| REQUIRED TASK |
Report each line of the data that includes the word "légumes".

| Saved entries |

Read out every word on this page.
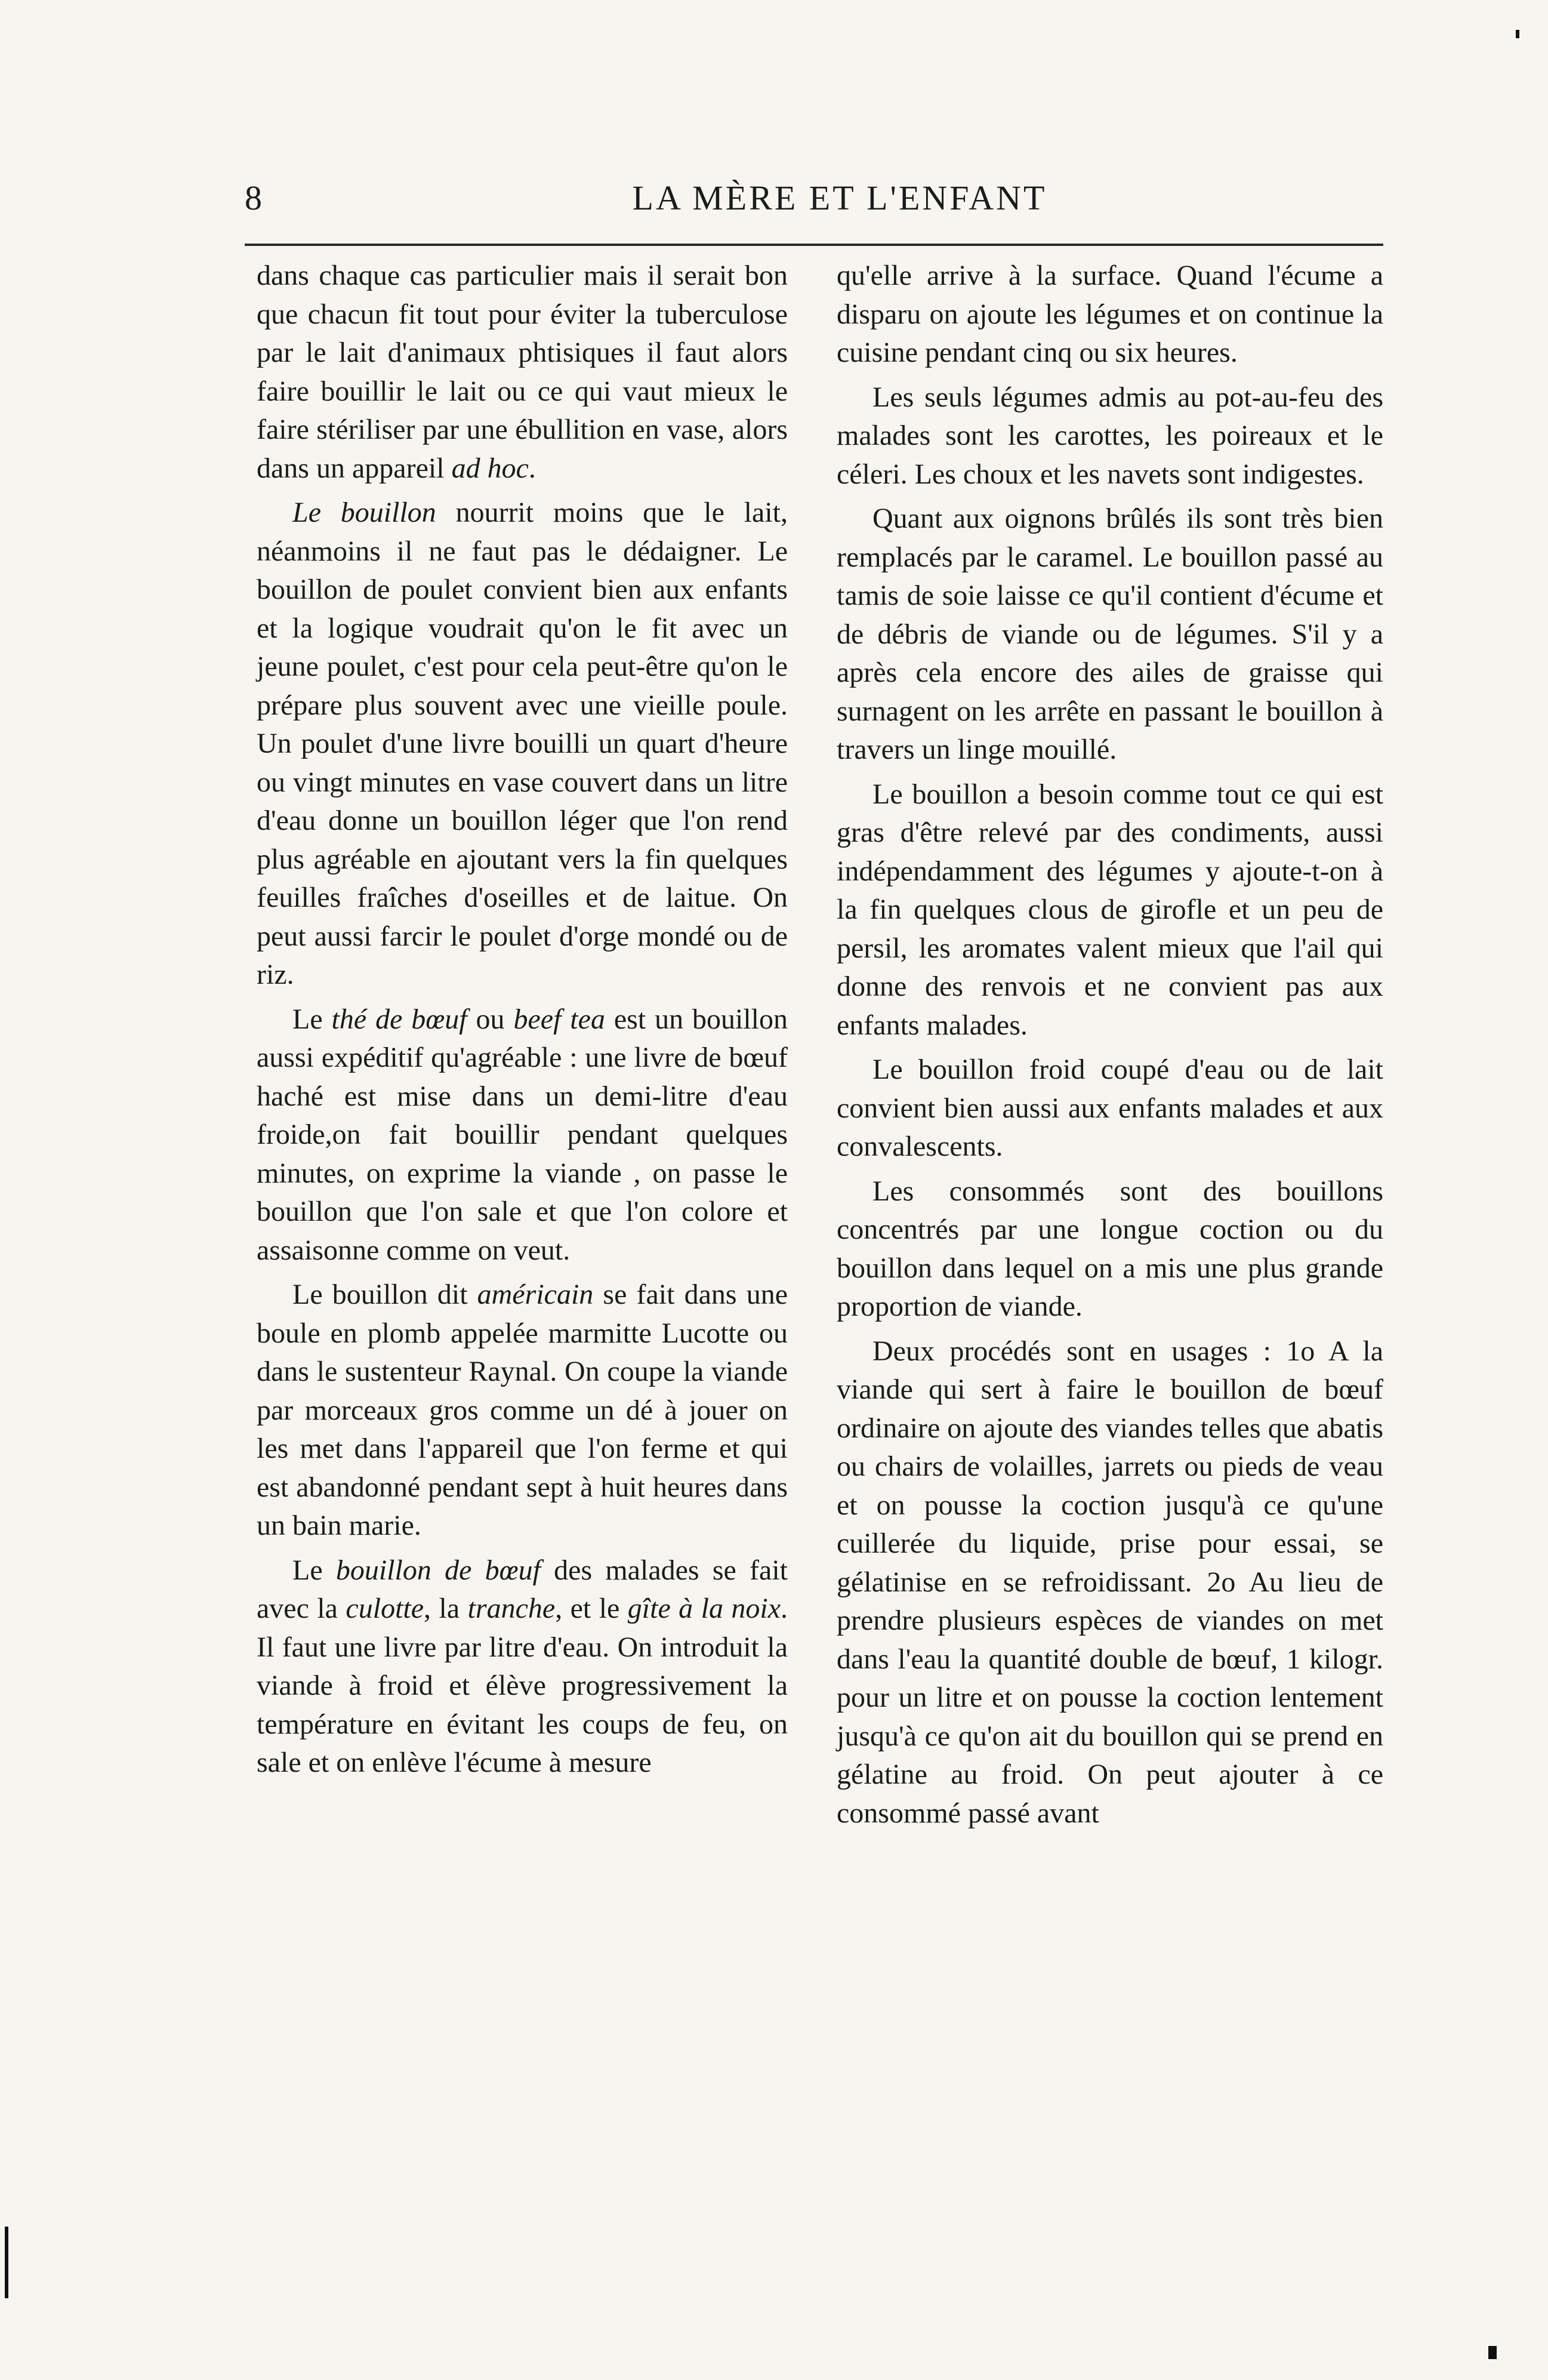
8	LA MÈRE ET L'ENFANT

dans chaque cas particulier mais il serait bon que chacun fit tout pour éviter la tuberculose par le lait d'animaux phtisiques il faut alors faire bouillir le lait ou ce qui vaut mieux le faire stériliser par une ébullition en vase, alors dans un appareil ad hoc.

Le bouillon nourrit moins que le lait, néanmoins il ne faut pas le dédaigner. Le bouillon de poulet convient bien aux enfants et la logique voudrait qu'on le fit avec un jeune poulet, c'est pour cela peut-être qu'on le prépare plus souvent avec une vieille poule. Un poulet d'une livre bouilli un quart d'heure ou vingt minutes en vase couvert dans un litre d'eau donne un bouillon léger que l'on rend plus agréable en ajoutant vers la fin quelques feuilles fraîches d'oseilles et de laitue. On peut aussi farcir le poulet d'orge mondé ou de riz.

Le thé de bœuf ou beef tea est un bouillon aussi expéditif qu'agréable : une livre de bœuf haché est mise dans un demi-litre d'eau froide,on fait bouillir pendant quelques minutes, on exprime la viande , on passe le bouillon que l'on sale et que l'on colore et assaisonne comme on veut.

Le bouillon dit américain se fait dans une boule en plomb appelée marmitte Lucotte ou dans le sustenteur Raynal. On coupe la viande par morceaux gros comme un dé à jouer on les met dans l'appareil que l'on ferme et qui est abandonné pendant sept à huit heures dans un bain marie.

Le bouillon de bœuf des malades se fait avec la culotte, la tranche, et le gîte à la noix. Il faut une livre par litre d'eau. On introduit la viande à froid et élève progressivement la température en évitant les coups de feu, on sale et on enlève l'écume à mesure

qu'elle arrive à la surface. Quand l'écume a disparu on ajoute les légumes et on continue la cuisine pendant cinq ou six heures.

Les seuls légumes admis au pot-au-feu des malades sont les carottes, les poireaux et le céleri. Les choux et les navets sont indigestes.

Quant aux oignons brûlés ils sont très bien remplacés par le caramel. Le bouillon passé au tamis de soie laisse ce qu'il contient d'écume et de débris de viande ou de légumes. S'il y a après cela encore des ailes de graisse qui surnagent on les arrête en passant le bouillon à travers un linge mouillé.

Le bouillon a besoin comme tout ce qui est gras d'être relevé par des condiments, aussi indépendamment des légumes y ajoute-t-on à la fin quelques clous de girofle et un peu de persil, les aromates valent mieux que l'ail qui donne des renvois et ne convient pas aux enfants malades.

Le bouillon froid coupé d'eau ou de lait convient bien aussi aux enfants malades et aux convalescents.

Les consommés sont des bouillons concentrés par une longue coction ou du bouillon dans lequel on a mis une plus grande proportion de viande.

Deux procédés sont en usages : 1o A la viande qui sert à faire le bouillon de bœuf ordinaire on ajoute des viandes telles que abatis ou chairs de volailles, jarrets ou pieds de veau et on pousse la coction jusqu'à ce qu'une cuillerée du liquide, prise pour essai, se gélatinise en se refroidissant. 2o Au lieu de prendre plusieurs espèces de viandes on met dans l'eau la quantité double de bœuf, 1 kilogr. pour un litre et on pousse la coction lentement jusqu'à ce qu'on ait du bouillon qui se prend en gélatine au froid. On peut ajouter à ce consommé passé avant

| SOLUTION TO THE EXERCISE |
qu'elle arrive à la surface. Quand l'écume a disparu on ajoute les légumes et on continue la cuisine pendant cinq ou six heures.
Les seuls légumes admis au pot-au-feu des malades sont les carottes, les poireaux et le céleri. Les choux et les navets sont indigestes.
Quant aux oignons brûlés ils sont très bien remplacés par le caramel. Le bouillon passé au tamis de soie laisse ce qu'il contient d'écume et de débris de viande ou de légumes. S'il y a après cela encore des ailes de graisse qui surnagent on les arrête en passant le bouillon à travers un linge mouillé.
Le bouillon a besoin comme tout ce qui est gras d'être relevé par des condiments, aussi indépendamment des légumes y ajoute-t-on à la fin quelques clous de girofle et un peu de persil, les aromates valent mieux que l'ail qui donne des renvois et ne convient pas aux enfants malades.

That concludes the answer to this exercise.